**The task**
Leave out the pictures and copy the remaining records exactly.

**The data**
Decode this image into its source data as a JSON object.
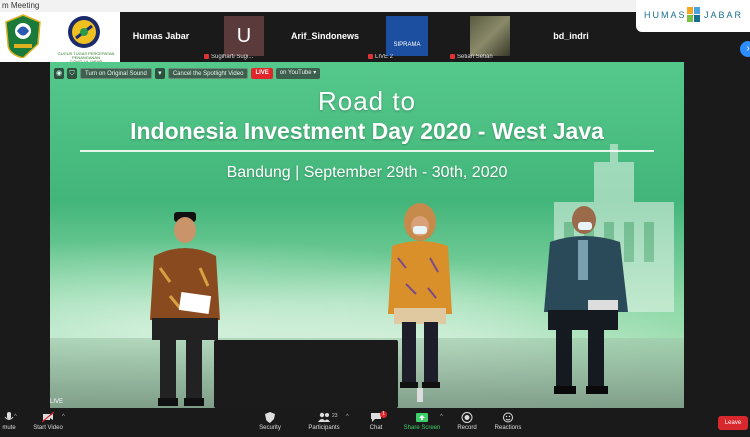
{
  "window": {
    "title": "m Meeting"
  },
  "logos": {
    "covid_text_line1": "GUGUS TUGAS PERCEPATAN PENANGANAN",
    "covid_text_line2": "COVID-19 JABAR"
  },
  "gallery": {
    "tiles": [
      {
        "name": "Humas Jabar",
        "caption": ""
      },
      {
        "name": "",
        "caption": "Sugiharti Sugi...",
        "avatar_letter": "U"
      },
      {
        "name": "Arif_Sindonews",
        "caption": ""
      },
      {
        "name": "",
        "caption": "LIVE 2",
        "avatar_text": "SIPRAMA"
      },
      {
        "name": "",
        "caption": "Setian Setian"
      },
      {
        "name": "bd_indri",
        "caption": ""
      }
    ],
    "next_icon": "chevron-right-icon"
  },
  "branding": {
    "humas": "HUMAS",
    "jabar": "JABAR"
  },
  "video": {
    "toolbar": {
      "original_sound": "Turn on Original Sound",
      "cancel_spotlight": "Cancel the Spotlight Video",
      "live": "LIVE",
      "youtube": "on YouTube"
    },
    "title_line1": "Road to",
    "title_line2": "Indonesia Investment Day 2020 - West Java",
    "subtitle": "Bandung | September 29th - 30th, 2020",
    "live_tag": "LIVE"
  },
  "controls": {
    "mute": "mute",
    "start_video": "Start Video",
    "security": "Security",
    "participants": "Participants",
    "participants_count": "23",
    "chat": "Chat",
    "chat_badge": "1",
    "share_screen": "Share Screen",
    "record": "Record",
    "reactions": "Reactions",
    "leave": "Leave"
  },
  "colors": {
    "accent_blue": "#2d8cff",
    "live_red": "#e0262b",
    "share_green": "#3ecf6a",
    "stage_green": "#4dbf84"
  }
}
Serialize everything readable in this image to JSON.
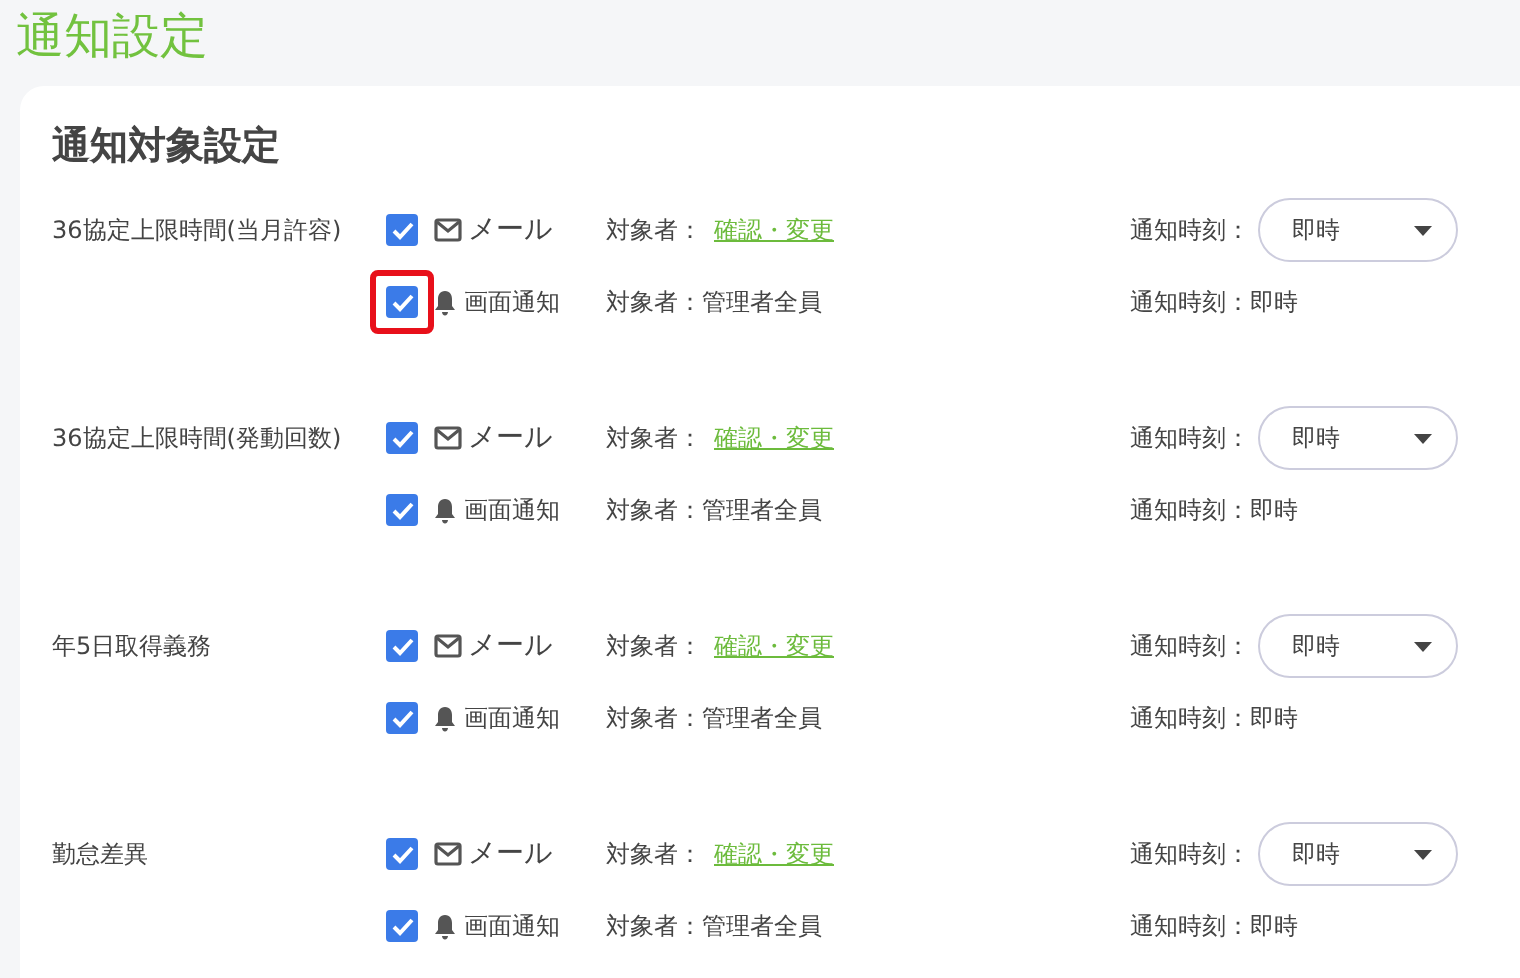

**Reply**
Decode this image into its source data as a JSON object.
{
  "window": {
    "title": "m Meeting"
  },
  "logos": {
    "covid_text_line1": "GUGUS TUGAS PERCEPATAN PENANGANAN",
    "covid_text_line2": "COVID-19 JABAR"
  },
  "gallery": {
    "tiles": [
      {
        "name": "Humas Jabar",
        "caption": ""
      },
      {
        "name": "",
        "caption": "Sugiharti Sugi...",
        "avatar_letter": "U"
      },
      {
        "name": "Arif_Sindonews",
        "caption": ""
      },
      {
        "name": "",
        "caption": "LIVE 2",
        "avatar_text": "SIPRAMA"
      },
      {
        "name": "",
        "caption": "Setian Setian"
      },
      {
        "name": "bd_indri",
        "caption": ""
      }
    ],
    "next_icon": "chevron-right-icon"
  },
  "branding": {
    "humas": "HUMAS",
    "jabar": "JABAR"
  },
  "video": {
    "toolbar": {
      "original_sound": "Turn on Original Sound",
      "cancel_spotlight": "Cancel the Spotlight Video",
      "live": "LIVE",
      "youtube": "on YouTube"
    },
    "title_line1": "Road to",
    "title_line2": "Indonesia Investment Day 2020 - West Java",
    "subtitle": "Bandung | September 29th - 30th, 2020",
    "live_tag": "LIVE"
  },
  "controls": {
    "mute": "mute",
    "start_video": "Start Video",
    "security": "Security",
    "participants": "Participants",
    "participants_count": "23",
    "chat": "Chat",
    "chat_badge": "1",
    "share_screen": "Share Screen",
    "record": "Record",
    "reactions": "Reactions",
    "leave": "Leave"
  },
  "colors": {
    "accent_blue": "#2d8cff",
    "live_red": "#e0262b",
    "share_green": "#3ecf6a",
    "stage_green": "#4dbf84"
  }
}
Serialize everything readable in this image to JSON.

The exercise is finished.